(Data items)
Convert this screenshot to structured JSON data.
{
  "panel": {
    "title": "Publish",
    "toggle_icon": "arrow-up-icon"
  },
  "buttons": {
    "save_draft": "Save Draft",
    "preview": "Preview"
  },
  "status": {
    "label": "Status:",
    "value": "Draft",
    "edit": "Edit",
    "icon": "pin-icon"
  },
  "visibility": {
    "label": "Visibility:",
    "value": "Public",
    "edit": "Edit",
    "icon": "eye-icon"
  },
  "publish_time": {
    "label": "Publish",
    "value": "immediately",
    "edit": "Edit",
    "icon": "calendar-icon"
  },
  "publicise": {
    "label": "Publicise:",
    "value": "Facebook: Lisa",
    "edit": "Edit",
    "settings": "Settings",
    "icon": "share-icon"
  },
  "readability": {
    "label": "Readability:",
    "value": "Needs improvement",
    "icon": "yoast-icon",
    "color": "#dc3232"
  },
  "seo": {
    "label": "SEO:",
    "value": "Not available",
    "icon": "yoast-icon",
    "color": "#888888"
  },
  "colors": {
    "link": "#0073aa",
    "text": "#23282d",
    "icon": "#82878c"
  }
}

• _Problem details_
Using the entries above, find all lines with "value". Copy them.

• _Exercise solution_
    "value": "Draft",
    "value": "Public",
    "value": "immediately",
    "value": "Facebook: Lisa",
    "value": "Needs improvement",
    "value": "Not available",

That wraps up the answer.